What follows is a listing; restate every line of it word for word.
─── Task data
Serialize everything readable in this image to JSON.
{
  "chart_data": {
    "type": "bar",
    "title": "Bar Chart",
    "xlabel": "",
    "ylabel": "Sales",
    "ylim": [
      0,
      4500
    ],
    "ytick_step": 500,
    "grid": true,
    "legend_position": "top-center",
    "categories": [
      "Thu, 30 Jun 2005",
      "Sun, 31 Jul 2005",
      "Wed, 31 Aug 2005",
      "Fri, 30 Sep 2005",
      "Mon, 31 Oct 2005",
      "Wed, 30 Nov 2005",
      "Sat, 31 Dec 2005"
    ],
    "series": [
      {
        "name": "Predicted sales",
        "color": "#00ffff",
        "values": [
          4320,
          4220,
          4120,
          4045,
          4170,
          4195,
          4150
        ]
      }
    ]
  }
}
──────
_Result for this task_:
Serialize everything readable in this image to JSON.
{
  "chart_data": {
    "type": "bar",
    "title": "Bar Chart",
    "xlabel": "",
    "ylabel": "Sales",
    "ylim": [
      0,
      4500
    ],
    "ytick_step": 500,
    "grid": true,
    "legend_position": "top-center",
    "categories": [
      "Thu, 30 Jun 2005",
      "Sun, 31 Jul 2005",
      "Wed, 31 Aug 2005",
      "Fri, 30 Sep 2005",
      "Mon, 31 Oct 2005",
      "Wed, 30 Nov 2005",
      "Sat, 31 Dec 2005"
    ],
    "series": [
      {
        "name": "Predicted sales",
        "color": "#00ffff",
        "values": [
          4320,
          4220,
          4120,
          4045,
          4170,
          4195,
          4150
        ]
      }
    ]
  }
}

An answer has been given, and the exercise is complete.